=== Written request ===
Make a tally of the lines in the records that include the string "floor", and give only that number.

=== Entries ===
____

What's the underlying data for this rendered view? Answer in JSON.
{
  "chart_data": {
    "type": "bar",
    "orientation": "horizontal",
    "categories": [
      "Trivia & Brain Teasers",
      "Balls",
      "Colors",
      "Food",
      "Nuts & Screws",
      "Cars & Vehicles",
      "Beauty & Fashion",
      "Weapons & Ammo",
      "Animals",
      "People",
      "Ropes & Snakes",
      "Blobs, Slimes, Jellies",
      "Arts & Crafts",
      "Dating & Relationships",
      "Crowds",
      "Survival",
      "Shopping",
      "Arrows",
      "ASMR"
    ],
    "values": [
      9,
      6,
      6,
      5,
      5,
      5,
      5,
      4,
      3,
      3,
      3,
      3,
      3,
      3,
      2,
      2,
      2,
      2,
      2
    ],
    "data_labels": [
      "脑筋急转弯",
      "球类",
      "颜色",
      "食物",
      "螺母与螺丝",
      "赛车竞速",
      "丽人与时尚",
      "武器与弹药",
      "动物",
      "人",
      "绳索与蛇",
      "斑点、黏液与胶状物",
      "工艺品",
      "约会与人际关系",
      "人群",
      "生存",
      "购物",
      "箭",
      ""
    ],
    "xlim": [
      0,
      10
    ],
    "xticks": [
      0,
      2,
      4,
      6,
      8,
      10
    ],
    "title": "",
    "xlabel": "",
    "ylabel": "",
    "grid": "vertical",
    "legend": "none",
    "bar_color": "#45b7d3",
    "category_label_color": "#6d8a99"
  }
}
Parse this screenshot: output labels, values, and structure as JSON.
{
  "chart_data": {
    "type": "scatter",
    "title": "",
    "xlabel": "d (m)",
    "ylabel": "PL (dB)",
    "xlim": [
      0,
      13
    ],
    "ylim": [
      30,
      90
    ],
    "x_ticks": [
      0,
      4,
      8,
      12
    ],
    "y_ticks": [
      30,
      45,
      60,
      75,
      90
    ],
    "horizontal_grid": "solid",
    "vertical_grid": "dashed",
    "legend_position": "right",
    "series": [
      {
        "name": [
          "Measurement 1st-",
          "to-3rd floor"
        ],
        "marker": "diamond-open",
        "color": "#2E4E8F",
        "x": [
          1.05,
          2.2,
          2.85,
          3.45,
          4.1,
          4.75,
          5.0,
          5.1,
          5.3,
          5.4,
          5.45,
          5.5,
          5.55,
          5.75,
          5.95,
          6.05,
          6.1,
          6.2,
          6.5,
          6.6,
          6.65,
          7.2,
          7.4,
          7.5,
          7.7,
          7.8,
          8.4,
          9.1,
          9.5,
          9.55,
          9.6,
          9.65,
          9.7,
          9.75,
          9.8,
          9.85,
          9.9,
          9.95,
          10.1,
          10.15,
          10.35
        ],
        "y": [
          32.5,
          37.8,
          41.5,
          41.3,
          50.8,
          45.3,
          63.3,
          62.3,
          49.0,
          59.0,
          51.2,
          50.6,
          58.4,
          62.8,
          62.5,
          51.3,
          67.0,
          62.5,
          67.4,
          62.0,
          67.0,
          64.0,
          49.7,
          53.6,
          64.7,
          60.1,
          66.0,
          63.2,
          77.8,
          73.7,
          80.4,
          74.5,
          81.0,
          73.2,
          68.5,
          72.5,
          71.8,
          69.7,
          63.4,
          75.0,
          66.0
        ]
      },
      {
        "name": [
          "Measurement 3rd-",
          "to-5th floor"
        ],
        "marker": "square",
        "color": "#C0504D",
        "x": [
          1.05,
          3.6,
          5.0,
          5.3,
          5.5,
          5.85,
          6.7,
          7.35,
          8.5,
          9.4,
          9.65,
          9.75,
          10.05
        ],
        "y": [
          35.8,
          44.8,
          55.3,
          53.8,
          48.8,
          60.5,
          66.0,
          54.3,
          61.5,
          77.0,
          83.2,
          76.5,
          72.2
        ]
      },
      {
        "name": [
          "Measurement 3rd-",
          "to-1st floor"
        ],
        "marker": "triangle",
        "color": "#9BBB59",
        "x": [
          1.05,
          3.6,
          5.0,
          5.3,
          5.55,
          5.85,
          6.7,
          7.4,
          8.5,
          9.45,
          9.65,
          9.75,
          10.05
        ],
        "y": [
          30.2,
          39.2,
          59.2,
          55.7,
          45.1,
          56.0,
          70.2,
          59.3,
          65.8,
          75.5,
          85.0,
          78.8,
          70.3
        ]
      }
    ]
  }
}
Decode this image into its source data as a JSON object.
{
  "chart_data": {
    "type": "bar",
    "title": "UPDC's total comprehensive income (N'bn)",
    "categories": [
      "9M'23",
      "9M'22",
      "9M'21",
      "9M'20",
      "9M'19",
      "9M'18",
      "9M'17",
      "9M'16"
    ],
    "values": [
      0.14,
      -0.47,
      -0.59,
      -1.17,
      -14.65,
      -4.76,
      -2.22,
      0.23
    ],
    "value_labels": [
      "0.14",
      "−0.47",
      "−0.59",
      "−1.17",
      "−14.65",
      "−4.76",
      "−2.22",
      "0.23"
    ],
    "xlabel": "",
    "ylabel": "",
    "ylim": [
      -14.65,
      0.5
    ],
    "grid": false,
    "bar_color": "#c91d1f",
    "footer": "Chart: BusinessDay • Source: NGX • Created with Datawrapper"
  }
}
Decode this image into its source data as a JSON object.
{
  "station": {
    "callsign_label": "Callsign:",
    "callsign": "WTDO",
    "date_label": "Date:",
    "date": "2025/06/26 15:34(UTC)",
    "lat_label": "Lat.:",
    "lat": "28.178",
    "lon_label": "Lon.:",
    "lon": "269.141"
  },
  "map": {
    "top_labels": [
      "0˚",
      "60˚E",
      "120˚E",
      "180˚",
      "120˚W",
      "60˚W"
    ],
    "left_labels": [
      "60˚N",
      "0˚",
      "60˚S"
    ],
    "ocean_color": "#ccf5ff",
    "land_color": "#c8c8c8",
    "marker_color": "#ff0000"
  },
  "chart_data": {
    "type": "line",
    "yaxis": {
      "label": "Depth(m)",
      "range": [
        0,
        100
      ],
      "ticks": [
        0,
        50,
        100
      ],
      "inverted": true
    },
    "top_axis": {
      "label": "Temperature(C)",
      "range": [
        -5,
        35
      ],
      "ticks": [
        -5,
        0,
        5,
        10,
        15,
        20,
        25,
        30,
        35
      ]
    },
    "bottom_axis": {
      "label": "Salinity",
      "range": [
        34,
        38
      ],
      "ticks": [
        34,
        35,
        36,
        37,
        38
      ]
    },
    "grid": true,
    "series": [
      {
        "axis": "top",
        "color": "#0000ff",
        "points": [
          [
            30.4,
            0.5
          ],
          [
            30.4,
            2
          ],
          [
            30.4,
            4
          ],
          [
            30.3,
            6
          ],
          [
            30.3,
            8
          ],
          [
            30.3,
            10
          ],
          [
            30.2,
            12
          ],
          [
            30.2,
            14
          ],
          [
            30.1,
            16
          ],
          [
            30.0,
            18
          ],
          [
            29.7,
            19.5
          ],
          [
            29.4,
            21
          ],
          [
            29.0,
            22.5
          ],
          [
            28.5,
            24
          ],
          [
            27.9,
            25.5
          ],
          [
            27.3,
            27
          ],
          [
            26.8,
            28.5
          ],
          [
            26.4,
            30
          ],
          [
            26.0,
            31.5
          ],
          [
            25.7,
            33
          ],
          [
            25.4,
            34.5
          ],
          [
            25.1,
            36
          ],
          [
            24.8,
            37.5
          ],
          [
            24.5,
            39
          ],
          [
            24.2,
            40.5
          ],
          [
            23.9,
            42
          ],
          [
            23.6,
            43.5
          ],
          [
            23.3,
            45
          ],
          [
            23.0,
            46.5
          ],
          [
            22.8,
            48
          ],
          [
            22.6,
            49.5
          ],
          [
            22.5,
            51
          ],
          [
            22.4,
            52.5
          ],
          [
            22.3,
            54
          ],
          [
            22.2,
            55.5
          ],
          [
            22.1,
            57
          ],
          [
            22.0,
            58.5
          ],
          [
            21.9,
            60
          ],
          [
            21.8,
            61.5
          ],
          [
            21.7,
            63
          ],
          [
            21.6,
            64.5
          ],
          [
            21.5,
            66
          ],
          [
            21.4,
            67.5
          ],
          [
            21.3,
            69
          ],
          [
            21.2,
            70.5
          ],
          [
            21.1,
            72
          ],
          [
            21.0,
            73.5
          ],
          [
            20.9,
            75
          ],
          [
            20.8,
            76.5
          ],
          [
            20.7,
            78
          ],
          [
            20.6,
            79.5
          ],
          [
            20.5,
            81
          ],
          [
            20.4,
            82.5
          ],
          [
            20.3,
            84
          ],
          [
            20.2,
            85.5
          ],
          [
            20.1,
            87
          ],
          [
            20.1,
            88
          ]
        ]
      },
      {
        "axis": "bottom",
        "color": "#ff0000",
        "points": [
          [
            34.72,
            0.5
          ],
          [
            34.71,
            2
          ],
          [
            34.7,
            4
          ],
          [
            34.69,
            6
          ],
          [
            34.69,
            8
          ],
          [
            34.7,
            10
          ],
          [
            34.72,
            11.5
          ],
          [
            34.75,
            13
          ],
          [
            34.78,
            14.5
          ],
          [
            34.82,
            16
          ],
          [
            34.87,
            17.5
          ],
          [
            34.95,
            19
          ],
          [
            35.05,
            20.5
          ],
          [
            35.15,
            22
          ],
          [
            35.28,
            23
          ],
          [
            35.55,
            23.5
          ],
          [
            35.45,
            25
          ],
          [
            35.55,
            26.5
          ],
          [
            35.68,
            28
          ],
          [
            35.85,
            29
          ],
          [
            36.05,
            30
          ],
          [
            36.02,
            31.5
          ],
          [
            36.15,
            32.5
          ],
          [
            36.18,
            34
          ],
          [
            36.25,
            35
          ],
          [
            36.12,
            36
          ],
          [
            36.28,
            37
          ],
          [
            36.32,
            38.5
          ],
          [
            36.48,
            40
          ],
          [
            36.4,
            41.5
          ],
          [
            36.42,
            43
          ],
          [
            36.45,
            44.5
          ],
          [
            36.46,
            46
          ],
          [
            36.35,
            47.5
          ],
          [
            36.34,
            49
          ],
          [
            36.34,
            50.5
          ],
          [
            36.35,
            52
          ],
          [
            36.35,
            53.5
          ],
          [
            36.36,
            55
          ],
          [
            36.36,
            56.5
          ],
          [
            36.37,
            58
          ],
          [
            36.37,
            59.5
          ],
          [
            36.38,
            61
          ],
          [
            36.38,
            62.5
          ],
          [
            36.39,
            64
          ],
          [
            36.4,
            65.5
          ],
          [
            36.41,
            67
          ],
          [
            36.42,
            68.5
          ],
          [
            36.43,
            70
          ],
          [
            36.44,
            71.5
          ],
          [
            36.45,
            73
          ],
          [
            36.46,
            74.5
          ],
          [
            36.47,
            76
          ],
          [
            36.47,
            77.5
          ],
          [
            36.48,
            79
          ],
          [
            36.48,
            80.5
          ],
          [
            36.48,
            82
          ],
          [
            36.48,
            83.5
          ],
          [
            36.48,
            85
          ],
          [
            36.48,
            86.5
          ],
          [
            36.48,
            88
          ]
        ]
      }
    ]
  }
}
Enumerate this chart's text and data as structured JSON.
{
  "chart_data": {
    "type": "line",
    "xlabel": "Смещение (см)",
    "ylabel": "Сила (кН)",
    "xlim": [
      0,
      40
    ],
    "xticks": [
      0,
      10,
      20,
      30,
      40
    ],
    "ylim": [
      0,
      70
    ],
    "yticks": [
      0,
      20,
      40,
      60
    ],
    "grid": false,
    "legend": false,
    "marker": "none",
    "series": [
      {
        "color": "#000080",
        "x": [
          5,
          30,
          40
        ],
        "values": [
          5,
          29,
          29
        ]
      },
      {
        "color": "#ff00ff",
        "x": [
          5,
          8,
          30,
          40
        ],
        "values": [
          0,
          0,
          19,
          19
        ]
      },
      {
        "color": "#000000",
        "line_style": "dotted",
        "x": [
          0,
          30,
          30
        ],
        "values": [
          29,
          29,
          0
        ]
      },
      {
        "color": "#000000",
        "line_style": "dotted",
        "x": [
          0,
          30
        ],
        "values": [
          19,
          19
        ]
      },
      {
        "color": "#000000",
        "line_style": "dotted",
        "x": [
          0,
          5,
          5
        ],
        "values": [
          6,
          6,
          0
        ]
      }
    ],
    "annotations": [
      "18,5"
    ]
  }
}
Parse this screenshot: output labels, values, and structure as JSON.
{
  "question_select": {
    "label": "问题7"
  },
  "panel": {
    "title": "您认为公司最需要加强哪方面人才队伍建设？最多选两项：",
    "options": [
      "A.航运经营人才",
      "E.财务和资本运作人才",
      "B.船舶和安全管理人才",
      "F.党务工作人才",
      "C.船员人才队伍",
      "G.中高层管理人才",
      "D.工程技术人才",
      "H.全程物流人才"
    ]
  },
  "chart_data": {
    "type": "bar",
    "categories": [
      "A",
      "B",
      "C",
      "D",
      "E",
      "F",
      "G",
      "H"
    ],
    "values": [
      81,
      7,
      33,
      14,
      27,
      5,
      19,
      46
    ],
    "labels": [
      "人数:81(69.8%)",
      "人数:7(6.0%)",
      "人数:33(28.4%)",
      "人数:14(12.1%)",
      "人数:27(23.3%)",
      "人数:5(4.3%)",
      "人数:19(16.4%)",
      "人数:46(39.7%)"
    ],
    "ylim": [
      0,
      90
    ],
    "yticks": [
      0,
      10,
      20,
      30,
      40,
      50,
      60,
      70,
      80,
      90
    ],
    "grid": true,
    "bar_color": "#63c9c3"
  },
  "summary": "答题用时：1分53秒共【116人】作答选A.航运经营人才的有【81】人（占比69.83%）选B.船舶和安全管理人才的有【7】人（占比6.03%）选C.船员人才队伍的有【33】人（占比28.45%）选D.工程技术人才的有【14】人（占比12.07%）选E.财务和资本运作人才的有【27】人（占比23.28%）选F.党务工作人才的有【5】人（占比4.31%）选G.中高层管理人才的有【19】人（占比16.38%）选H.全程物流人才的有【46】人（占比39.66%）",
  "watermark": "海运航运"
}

____

=== Result of this exercise ===
3